Aim of the exercise => Note each line where "Schraube" appears, and copy it.

Collected data entries =>
====

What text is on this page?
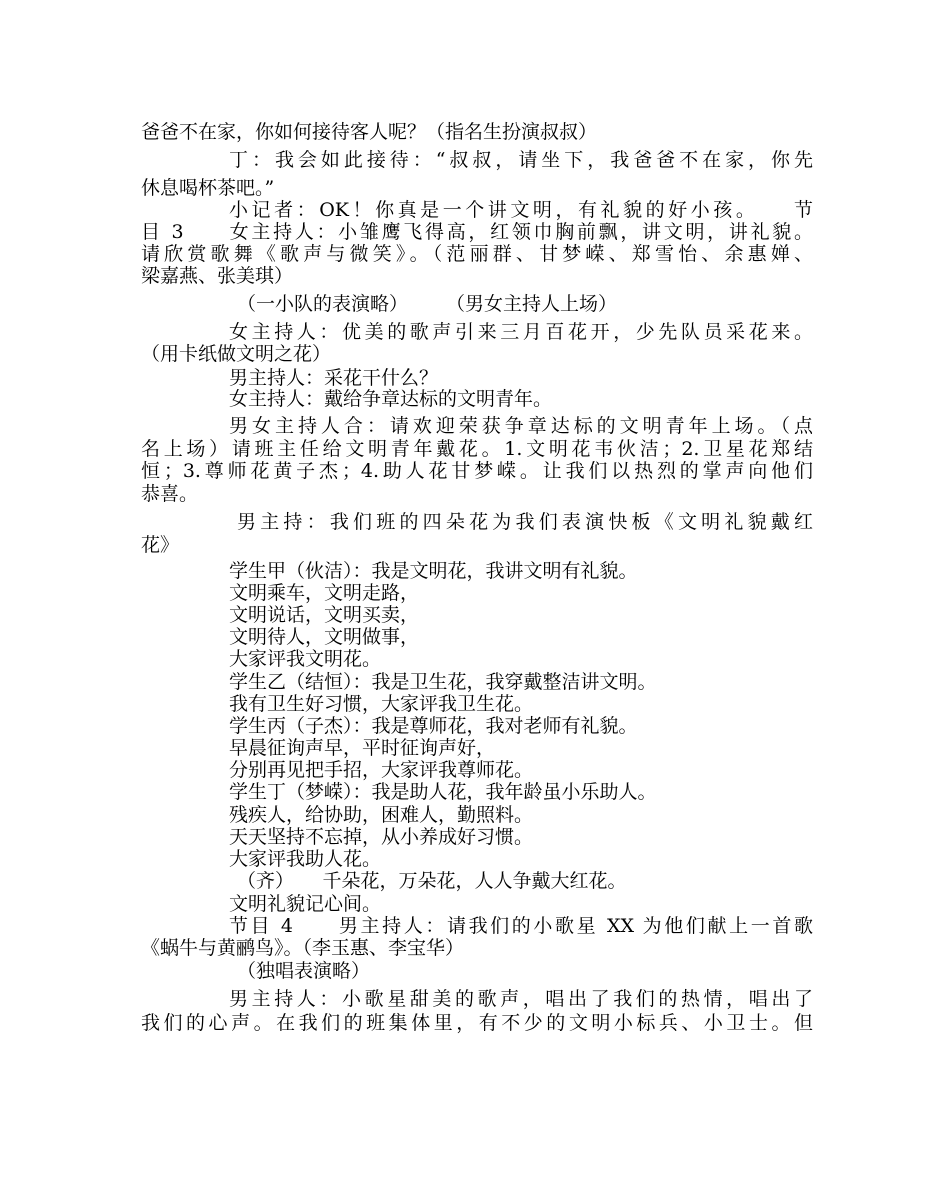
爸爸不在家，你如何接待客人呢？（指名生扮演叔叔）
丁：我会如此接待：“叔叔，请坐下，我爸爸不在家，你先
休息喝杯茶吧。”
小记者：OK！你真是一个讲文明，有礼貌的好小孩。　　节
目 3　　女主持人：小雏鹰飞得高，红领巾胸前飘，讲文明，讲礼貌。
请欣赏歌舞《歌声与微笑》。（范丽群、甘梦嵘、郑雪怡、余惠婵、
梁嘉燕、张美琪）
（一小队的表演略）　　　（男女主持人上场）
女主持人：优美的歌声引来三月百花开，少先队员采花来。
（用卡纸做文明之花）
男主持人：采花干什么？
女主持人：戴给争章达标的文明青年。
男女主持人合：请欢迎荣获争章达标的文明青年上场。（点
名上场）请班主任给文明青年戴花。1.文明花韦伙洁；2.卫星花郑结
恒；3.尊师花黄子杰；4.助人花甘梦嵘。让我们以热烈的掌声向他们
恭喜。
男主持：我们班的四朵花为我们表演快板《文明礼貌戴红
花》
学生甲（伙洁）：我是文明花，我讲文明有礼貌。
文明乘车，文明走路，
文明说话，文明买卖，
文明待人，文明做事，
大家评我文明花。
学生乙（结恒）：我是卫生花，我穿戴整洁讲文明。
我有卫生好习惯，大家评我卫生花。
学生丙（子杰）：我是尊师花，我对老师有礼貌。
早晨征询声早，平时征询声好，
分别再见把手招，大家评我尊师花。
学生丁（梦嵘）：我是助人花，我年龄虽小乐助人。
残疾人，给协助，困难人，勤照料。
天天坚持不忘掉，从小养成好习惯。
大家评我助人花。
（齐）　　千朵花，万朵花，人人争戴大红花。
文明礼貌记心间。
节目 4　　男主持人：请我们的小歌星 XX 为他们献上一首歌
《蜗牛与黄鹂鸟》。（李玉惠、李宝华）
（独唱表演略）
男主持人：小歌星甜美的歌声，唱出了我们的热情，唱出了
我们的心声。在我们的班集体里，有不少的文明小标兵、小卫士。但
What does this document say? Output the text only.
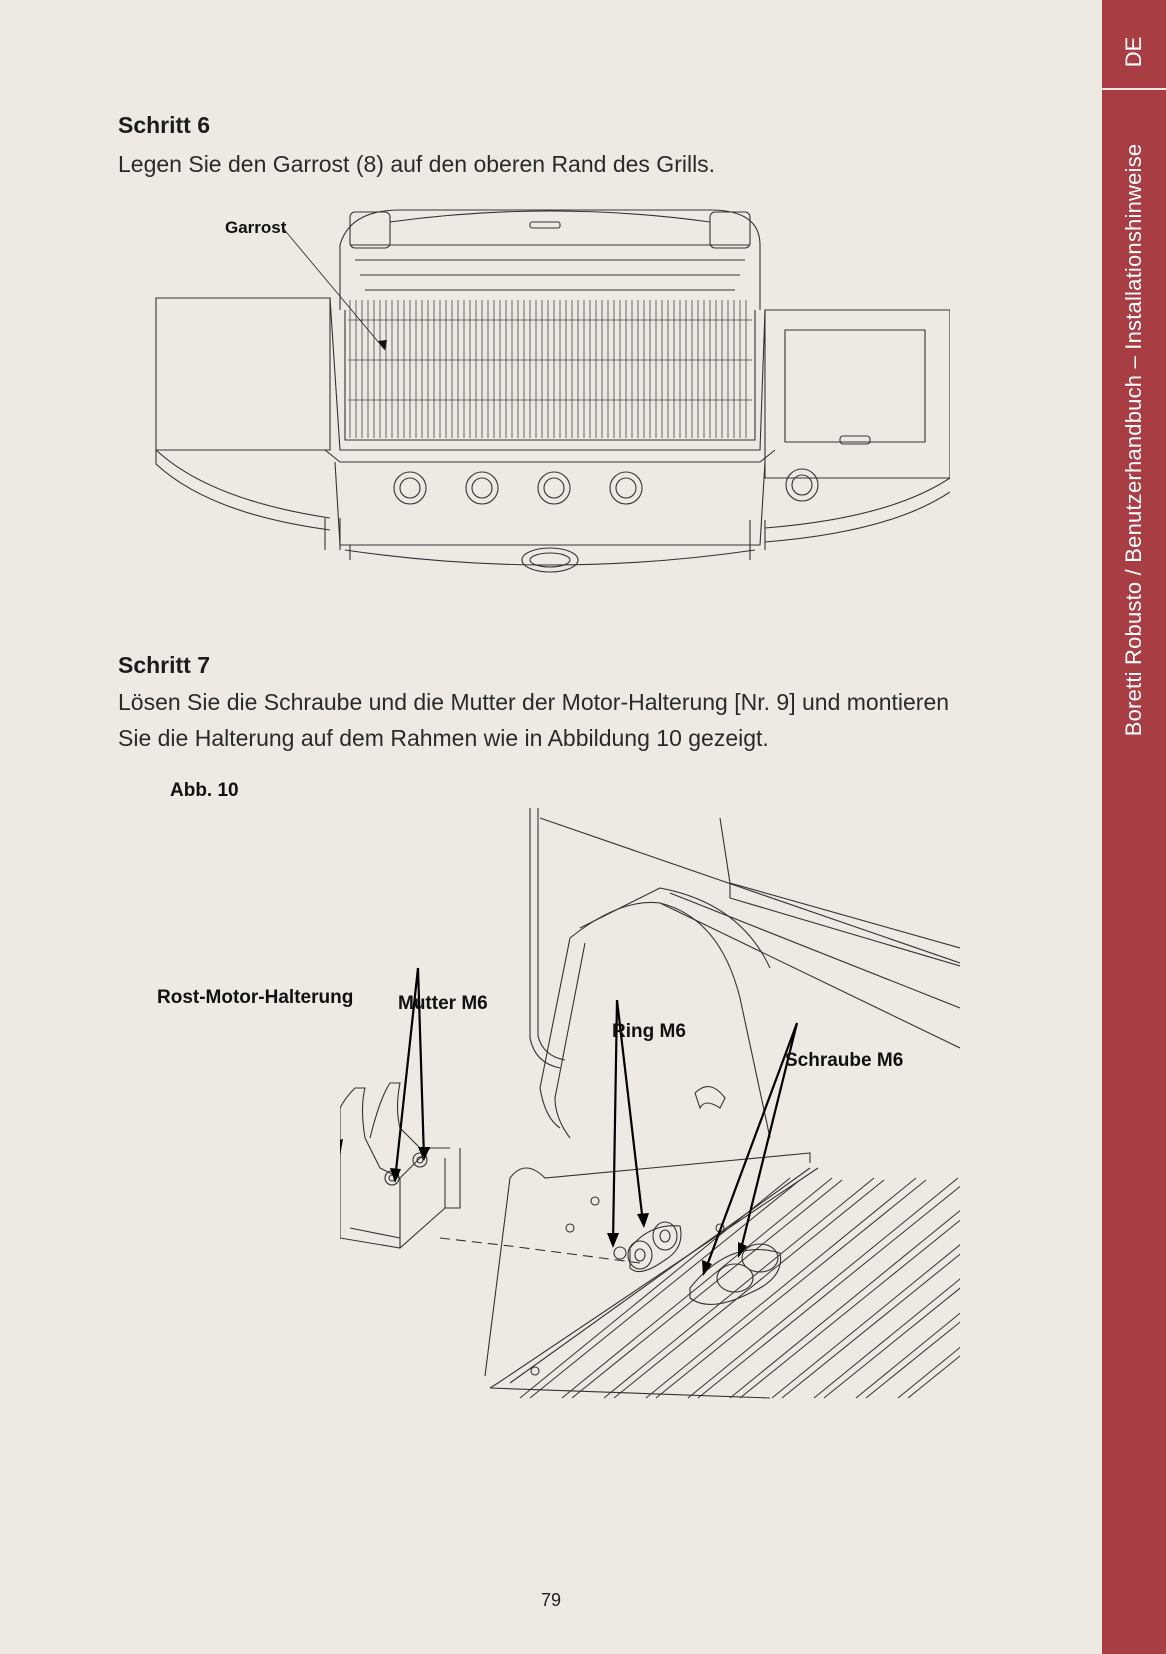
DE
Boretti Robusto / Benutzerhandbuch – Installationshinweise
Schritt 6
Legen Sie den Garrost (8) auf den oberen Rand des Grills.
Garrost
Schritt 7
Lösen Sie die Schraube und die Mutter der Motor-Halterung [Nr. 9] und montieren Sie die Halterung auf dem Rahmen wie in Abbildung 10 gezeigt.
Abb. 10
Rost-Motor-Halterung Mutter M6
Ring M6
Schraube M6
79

====

Reply =>
Lösen Sie die Schraube und die Mutter der Motor-Halterung [Nr. 9] und montieren Sie die Halterung auf dem Rahmen wie in Abbildung 10 gezeigt.
Schraube M6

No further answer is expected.